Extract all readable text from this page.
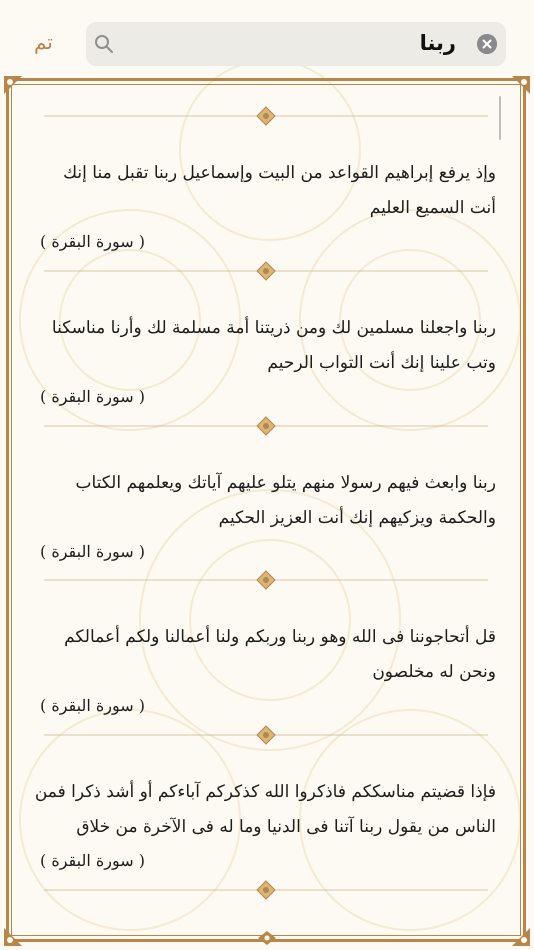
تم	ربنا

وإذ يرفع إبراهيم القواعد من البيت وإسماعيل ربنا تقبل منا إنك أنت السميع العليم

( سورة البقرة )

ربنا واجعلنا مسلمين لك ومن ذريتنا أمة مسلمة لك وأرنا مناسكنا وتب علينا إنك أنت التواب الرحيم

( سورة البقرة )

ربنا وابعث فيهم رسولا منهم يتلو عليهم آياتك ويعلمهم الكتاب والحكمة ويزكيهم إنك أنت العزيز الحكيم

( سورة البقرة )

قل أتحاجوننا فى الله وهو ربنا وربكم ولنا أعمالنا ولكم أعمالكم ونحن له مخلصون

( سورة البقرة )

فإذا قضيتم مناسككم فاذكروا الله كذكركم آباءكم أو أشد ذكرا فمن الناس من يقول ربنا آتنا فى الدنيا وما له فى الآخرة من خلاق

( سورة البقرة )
...
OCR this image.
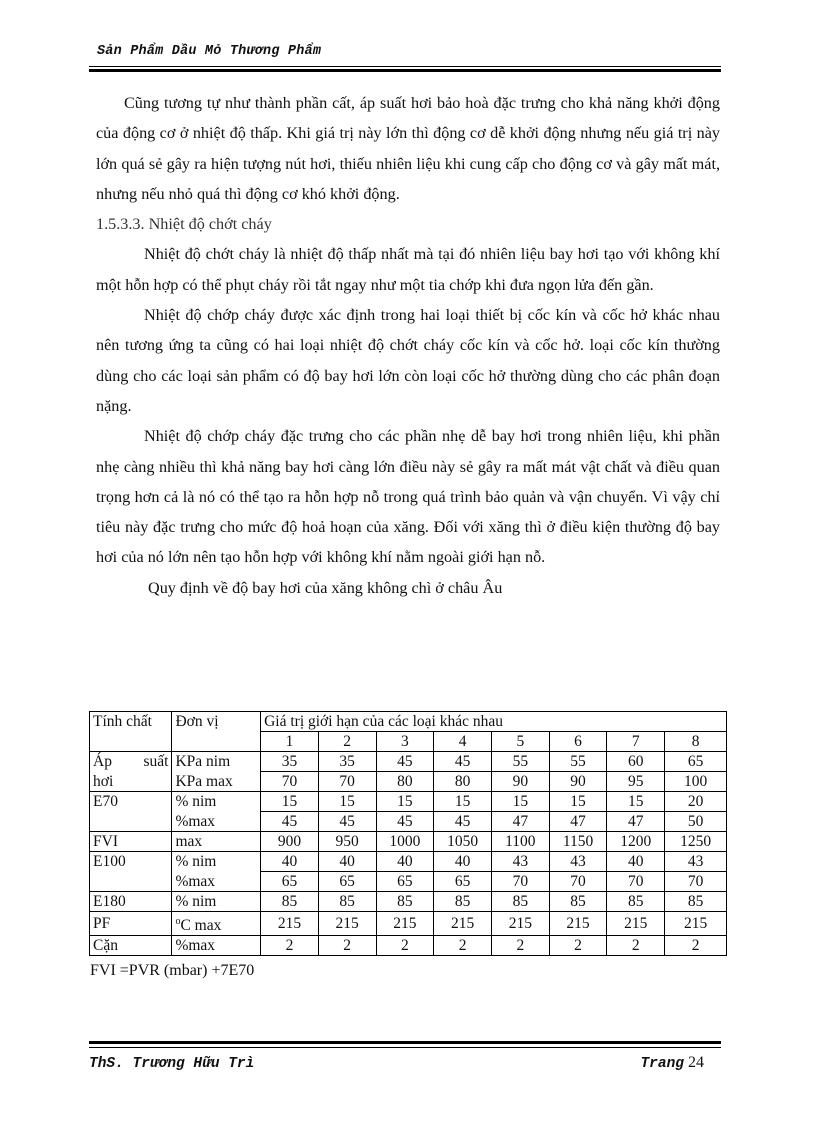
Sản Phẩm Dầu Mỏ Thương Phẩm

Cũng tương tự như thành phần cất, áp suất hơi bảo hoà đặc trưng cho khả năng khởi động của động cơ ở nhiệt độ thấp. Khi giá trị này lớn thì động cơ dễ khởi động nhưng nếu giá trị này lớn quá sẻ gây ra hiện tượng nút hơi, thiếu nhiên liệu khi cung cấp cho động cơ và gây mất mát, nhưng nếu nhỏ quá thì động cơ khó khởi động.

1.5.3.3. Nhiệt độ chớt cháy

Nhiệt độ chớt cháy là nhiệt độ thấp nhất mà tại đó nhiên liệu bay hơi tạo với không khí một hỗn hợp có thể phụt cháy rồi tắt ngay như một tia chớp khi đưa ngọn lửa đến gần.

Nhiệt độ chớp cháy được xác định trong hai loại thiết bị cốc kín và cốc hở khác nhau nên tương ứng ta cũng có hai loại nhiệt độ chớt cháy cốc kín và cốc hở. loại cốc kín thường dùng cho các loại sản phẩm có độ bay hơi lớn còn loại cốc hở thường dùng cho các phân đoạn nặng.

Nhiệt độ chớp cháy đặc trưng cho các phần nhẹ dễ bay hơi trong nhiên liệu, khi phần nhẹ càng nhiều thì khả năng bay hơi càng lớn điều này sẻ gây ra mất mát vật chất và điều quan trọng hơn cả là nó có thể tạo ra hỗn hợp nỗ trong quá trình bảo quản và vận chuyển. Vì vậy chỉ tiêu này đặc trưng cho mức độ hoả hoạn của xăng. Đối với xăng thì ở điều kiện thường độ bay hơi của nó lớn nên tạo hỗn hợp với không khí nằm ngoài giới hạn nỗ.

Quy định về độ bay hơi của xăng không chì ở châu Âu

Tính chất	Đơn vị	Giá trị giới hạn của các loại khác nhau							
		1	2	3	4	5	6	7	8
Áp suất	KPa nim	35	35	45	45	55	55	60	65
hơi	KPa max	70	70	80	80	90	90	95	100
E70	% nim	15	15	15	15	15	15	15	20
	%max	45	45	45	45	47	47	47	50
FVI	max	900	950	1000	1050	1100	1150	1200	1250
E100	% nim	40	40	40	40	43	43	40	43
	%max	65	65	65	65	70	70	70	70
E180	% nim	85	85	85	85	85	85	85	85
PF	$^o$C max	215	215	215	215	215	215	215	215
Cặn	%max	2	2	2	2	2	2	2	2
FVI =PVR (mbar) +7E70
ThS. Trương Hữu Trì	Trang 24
* * *
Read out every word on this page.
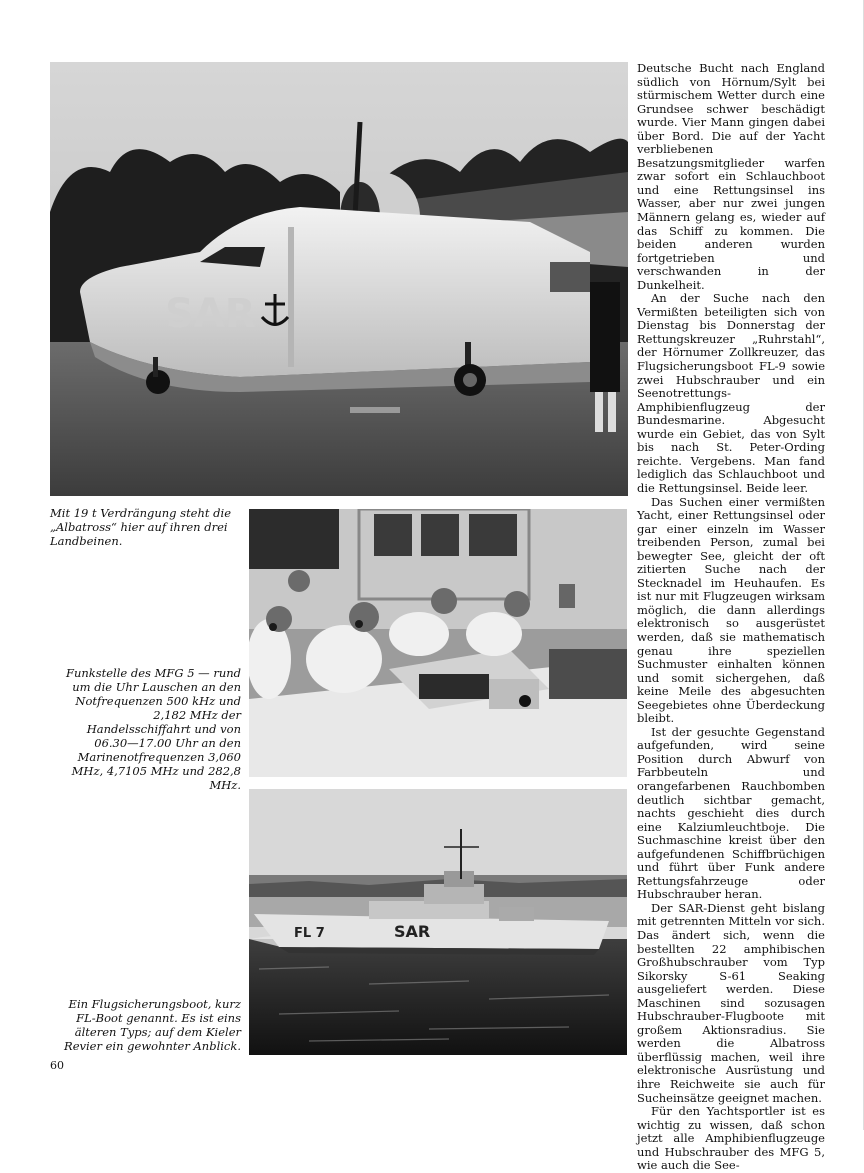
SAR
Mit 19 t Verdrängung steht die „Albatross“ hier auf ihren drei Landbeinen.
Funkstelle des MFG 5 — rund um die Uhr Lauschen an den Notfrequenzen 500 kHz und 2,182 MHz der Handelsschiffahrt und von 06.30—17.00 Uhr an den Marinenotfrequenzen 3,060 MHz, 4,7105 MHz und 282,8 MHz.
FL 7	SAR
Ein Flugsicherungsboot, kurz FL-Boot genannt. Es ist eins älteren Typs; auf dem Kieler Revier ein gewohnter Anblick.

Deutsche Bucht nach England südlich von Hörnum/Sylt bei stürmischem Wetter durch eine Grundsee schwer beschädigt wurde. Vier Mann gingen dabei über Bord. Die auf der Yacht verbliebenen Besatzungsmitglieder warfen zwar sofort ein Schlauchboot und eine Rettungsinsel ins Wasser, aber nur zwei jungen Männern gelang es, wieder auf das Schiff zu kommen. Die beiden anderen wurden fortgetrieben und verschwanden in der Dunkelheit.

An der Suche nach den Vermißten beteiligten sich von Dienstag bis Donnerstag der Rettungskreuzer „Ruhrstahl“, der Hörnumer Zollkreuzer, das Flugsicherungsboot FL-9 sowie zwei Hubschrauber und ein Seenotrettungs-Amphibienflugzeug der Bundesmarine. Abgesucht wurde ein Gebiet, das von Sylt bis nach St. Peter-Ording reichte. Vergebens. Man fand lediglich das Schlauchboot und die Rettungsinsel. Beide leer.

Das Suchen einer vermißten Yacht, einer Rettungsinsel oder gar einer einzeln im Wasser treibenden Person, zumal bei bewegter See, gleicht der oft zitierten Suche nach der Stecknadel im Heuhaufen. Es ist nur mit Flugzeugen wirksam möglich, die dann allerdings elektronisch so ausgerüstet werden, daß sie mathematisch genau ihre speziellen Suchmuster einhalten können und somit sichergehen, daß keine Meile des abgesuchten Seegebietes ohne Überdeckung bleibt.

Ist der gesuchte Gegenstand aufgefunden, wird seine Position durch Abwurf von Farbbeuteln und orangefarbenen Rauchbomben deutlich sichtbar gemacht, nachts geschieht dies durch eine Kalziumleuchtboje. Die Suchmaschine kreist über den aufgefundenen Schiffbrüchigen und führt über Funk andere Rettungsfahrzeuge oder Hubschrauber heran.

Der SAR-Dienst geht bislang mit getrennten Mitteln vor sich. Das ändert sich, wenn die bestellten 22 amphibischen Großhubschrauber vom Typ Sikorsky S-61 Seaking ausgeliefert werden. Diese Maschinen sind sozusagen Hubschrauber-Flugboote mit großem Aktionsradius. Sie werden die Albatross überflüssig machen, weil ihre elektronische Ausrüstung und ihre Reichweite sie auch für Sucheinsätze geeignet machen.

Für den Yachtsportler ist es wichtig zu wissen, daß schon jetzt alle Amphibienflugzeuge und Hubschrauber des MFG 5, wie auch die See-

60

Stated problem – Check every line of the records above for the string "giới" and say how many contain it, giving the number alone.

Written reply – 2